• EXERCISE
Search the data below for "water"; list each line that holds it.

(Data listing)
►

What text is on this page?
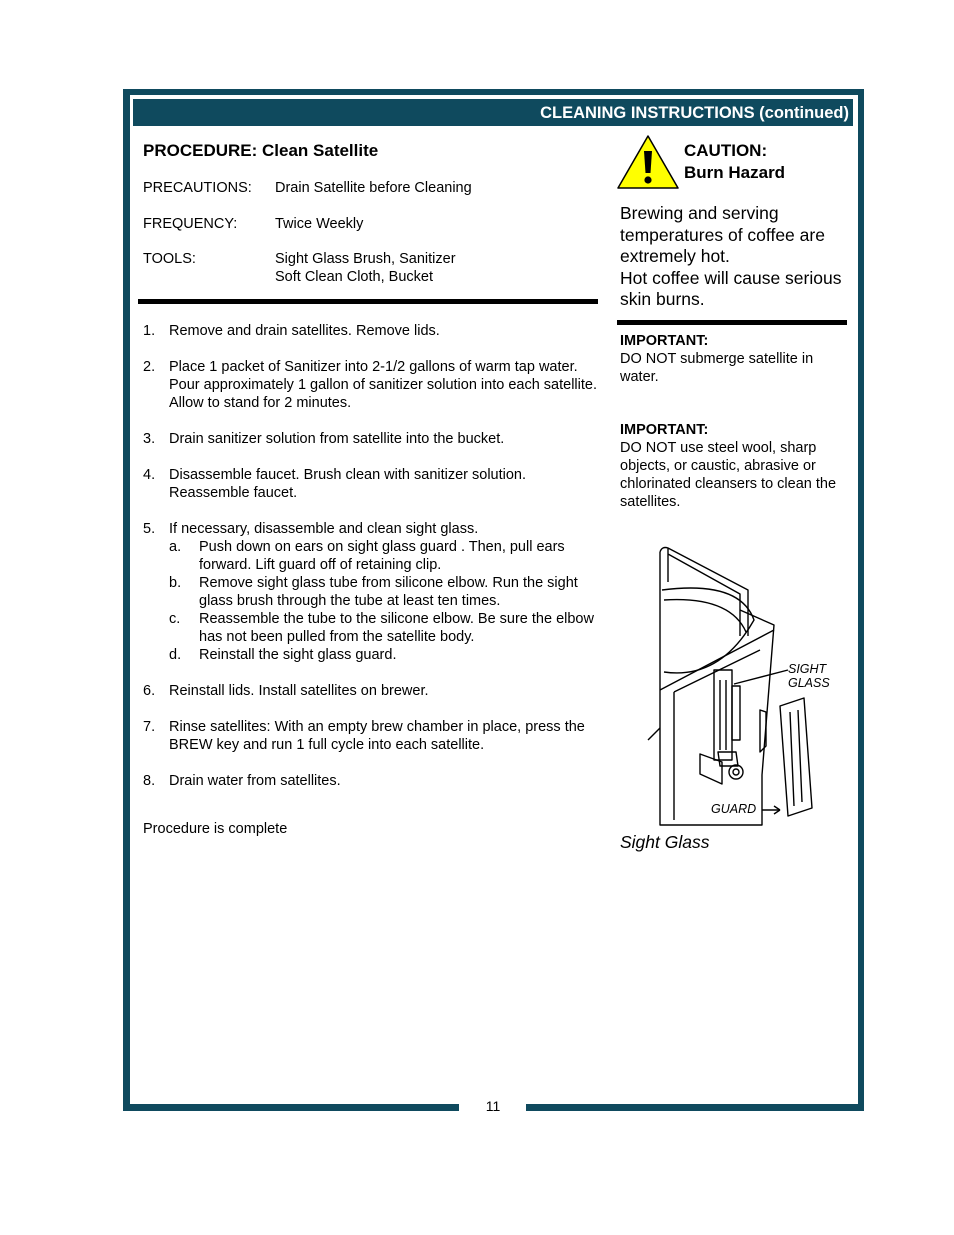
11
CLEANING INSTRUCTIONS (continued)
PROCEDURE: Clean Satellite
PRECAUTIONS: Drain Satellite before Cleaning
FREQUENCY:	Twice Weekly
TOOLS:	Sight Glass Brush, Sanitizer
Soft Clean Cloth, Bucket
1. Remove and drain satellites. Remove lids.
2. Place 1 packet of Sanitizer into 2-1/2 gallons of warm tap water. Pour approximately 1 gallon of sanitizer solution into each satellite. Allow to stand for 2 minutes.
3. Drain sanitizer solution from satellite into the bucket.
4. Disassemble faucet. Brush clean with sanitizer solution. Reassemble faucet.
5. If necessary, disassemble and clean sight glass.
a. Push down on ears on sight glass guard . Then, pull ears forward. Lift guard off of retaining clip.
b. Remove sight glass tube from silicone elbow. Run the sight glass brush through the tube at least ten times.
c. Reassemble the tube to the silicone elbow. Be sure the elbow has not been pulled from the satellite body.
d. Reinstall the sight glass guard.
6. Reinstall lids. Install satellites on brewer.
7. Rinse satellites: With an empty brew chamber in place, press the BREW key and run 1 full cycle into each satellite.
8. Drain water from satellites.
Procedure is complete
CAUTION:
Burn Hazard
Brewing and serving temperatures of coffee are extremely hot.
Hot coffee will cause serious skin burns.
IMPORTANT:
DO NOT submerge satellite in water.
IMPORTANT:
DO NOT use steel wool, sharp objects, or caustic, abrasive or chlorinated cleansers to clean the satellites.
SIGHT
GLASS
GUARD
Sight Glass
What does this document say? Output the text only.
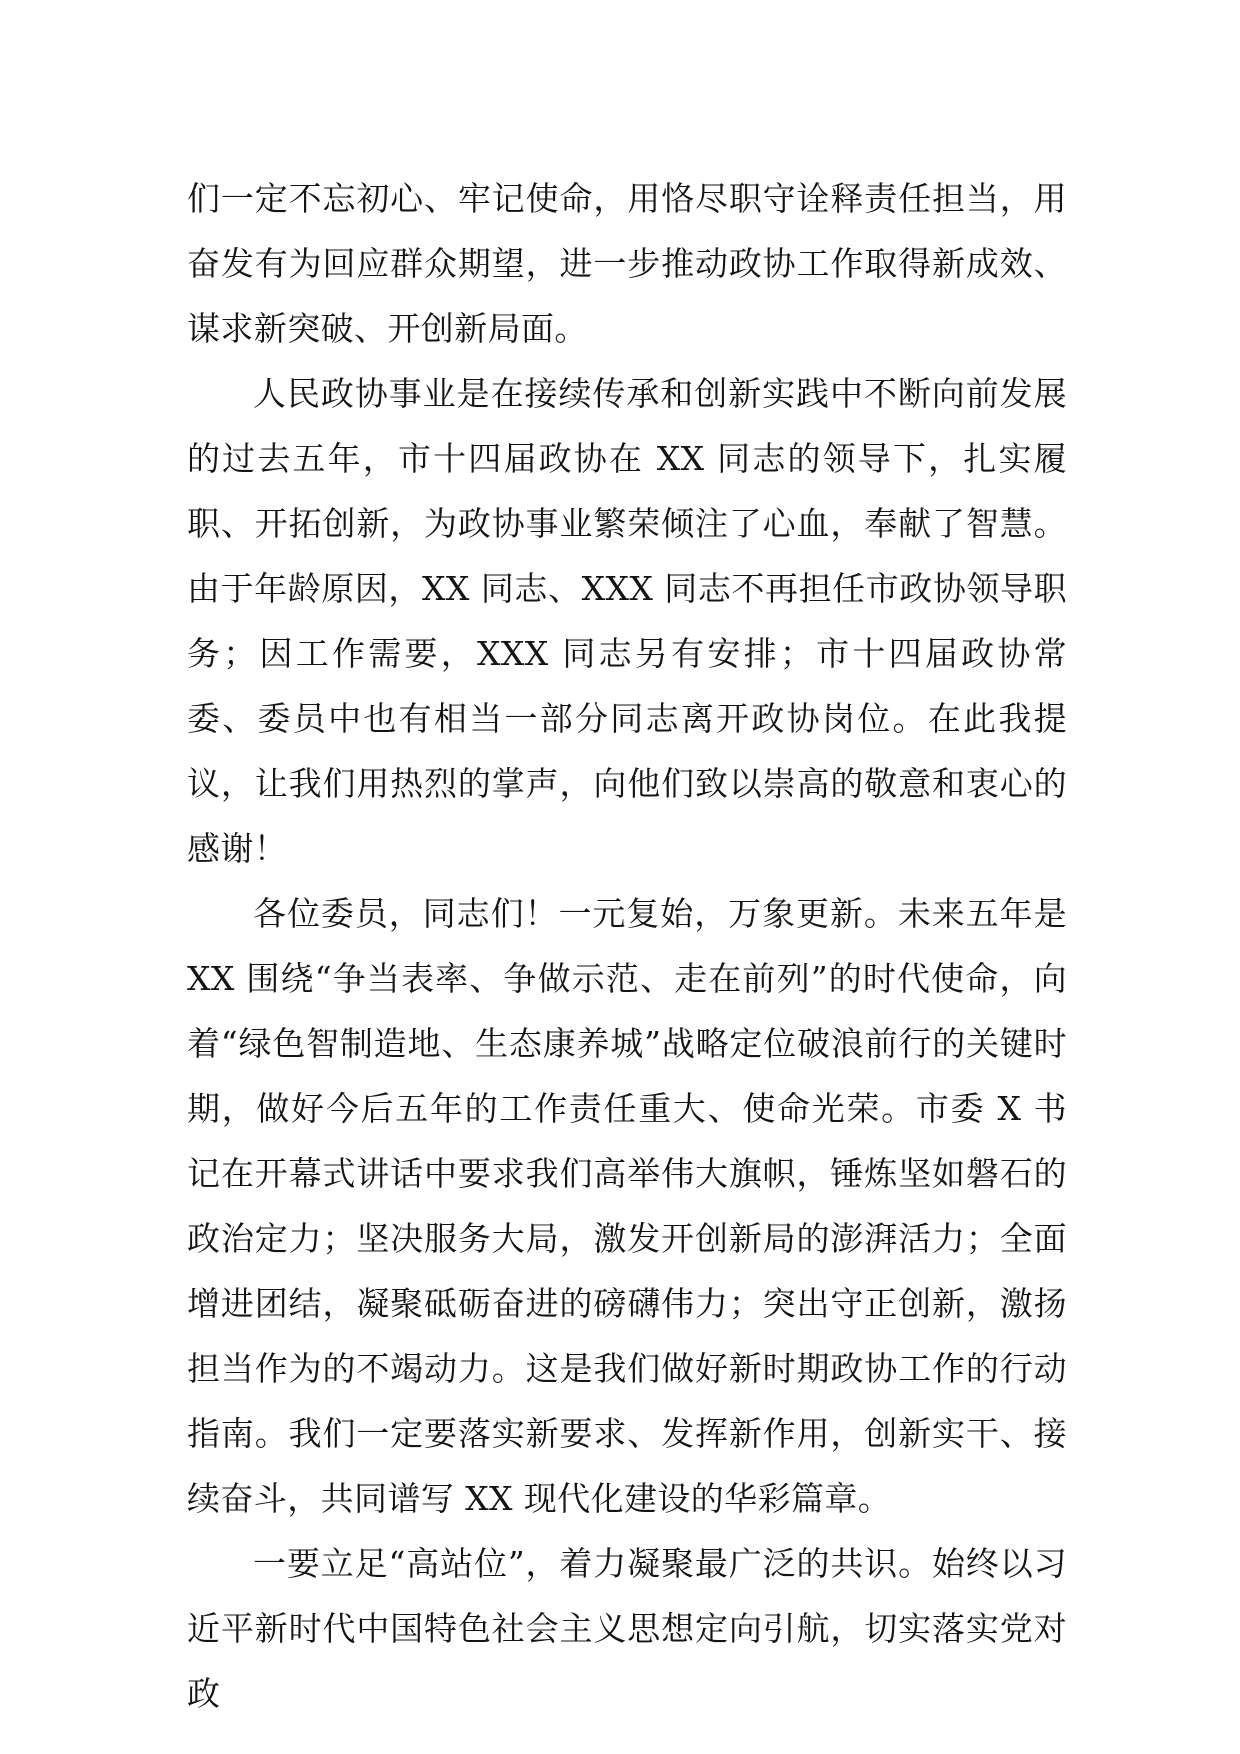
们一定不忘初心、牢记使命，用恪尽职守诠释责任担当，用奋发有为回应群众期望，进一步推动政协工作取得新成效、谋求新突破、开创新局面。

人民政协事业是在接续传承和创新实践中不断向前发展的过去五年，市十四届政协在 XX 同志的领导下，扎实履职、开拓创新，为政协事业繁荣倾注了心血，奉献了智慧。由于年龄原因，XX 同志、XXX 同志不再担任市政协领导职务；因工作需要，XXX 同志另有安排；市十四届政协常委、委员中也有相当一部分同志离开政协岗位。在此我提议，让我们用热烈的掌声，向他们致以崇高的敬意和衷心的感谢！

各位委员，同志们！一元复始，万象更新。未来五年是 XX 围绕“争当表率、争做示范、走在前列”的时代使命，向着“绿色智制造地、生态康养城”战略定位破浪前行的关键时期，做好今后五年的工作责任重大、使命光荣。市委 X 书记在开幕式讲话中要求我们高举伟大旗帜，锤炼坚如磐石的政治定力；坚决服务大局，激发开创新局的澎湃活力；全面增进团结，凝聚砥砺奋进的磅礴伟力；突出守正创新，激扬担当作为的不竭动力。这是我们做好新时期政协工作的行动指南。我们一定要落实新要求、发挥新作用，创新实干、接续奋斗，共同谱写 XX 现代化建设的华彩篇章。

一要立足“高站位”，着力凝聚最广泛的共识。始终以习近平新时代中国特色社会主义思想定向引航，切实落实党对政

◄

• WRITTEN ANSWER
2. Place 1 packet of Sanitizer into 2-1/2 gallons of warm tap water. Pour approximately 1 gallon of sanitizer solution into each satellite. Allow to stand for 2 minutes.
8. Drain water from satellites.
DO NOT submerge satellite in water.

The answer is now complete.